/---
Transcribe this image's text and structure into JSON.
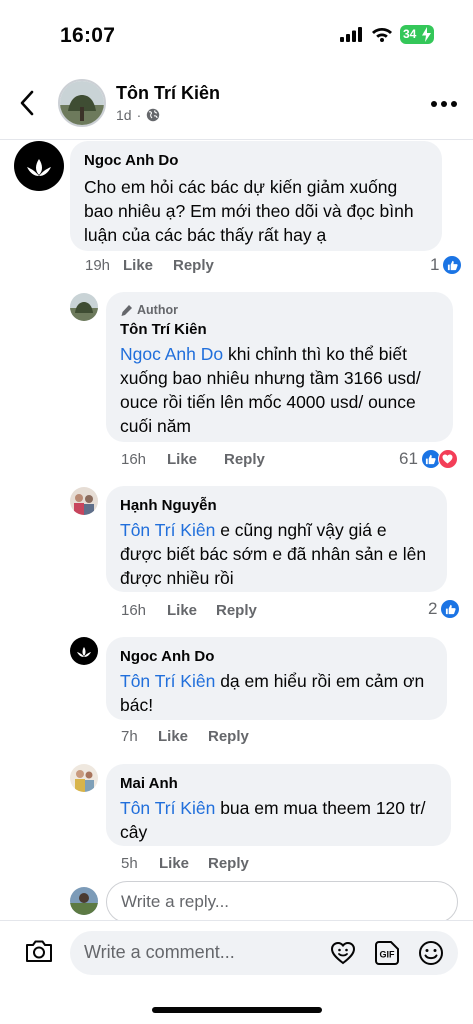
{
  "status": {
    "time": "16:07",
    "battery": "34"
  },
  "header": {
    "name": "Tôn Trí Kiên",
    "age": "1d"
  },
  "comments": [
    {
      "name": "Ngoc Anh Do",
      "text": "Cho em hỏi các bác dự kiến giảm xuống bao nhiêu ạ? Em mới theo dõi và đọc bình luận của các bác thấy rất  hay ạ",
      "time": "19h",
      "like": "Like",
      "reply": "Reply",
      "reaction_count": "1"
    },
    {
      "author_label": "Author",
      "name": "Tôn Trí Kiên",
      "mention": "Ngoc Anh Do",
      "text": " khi chỉnh thì ko thể biết xuống bao nhiêu nhưng tầm 3166 usd/ ouce rồi tiến lên mốc 4000 usd/ ounce cuối năm",
      "time": "16h",
      "like": "Like",
      "reply": "Reply",
      "reaction_count": "61"
    },
    {
      "name": "Hạnh Nguyễn",
      "mention": "Tôn Trí Kiên",
      "text": " e cũng nghĩ vậy giá e được biết bác sớm e đã nhân sản e lên được nhiều rồi",
      "time": "16h",
      "like": "Like",
      "reply": "Reply",
      "reaction_count": "2"
    },
    {
      "name": "Ngoc Anh Do",
      "mention": "Tôn Trí Kiên",
      "text": " dạ em hiểu rồi em cảm ơn bác!",
      "time": "7h",
      "like": "Like",
      "reply": "Reply"
    },
    {
      "name": "Mai Anh",
      "mention": "Tôn Trí Kiên",
      "text": " bua em mua theem 120 tr/ cây",
      "time": "5h",
      "like": "Like",
      "reply": "Reply"
    }
  ],
  "reply_input": {
    "placeholder": "Write a reply..."
  },
  "comment_input": {
    "placeholder": "Write a comment..."
  },
  "icons": [
    "back-arrow-icon",
    "globe-icon",
    "more-icon",
    "pen-icon",
    "like-reaction-icon",
    "love-reaction-icon",
    "camera-icon",
    "avatar-sticker-icon",
    "gif-icon",
    "emoji-icon"
  ],
  "colors": {
    "mention": "#216fdb",
    "like_blue": "#1b74e4",
    "love_red": "#f33e58",
    "bubble": "#f0f2f5",
    "battery": "#34c759"
  }
}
\---
- WHAT IS REQUIRED: Repeat the data exactly, excluding the pictures.

- RIGHT ANSWER:
Transcribe this image's text and structure into JSON.
{
  "status": {
    "time": "16:07",
    "battery": "34"
  },
  "header": {
    "name": "Tôn Trí Kiên",
    "age": "1d"
  },
  "comments": [
    {
      "name": "Ngoc Anh Do",
      "text": "Cho em hỏi các bác dự kiến giảm xuống bao nhiêu ạ? Em mới theo dõi và đọc bình luận của các bác thấy rất  hay ạ",
      "time": "19h",
      "like": "Like",
      "reply": "Reply",
      "reaction_count": "1"
    },
    {
      "author_label": "Author",
      "name": "Tôn Trí Kiên",
      "mention": "Ngoc Anh Do",
      "text": " khi chỉnh thì ko thể biết xuống bao nhiêu nhưng tầm 3166 usd/ ouce rồi tiến lên mốc 4000 usd/ ounce cuối năm",
      "time": "16h",
      "like": "Like",
      "reply": "Reply",
      "reaction_count": "61"
    },
    {
      "name": "Hạnh Nguyễn",
      "mention": "Tôn Trí Kiên",
      "text": " e cũng nghĩ vậy giá e được biết bác sớm e đã nhân sản e lên được nhiều rồi",
      "time": "16h",
      "like": "Like",
      "reply": "Reply",
      "reaction_count": "2"
    },
    {
      "name": "Ngoc Anh Do",
      "mention": "Tôn Trí Kiên",
      "text": " dạ em hiểu rồi em cảm ơn bác!",
      "time": "7h",
      "like": "Like",
      "reply": "Reply"
    },
    {
      "name": "Mai Anh",
      "mention": "Tôn Trí Kiên",
      "text": " bua em mua theem 120 tr/ cây",
      "time": "5h",
      "like": "Like",
      "reply": "Reply"
    }
  ],
  "reply_input": {
    "placeholder": "Write a reply..."
  },
  "comment_input": {
    "placeholder": "Write a comment..."
  },
  "icons": [
    "back-arrow-icon",
    "globe-icon",
    "more-icon",
    "pen-icon",
    "like-reaction-icon",
    "love-reaction-icon",
    "camera-icon",
    "avatar-sticker-icon",
    "gif-icon",
    "emoji-icon"
  ],
  "colors": {
    "mention": "#216fdb",
    "like_blue": "#1b74e4",
    "love_red": "#f33e58",
    "bubble": "#f0f2f5",
    "battery": "#34c759"
  }
}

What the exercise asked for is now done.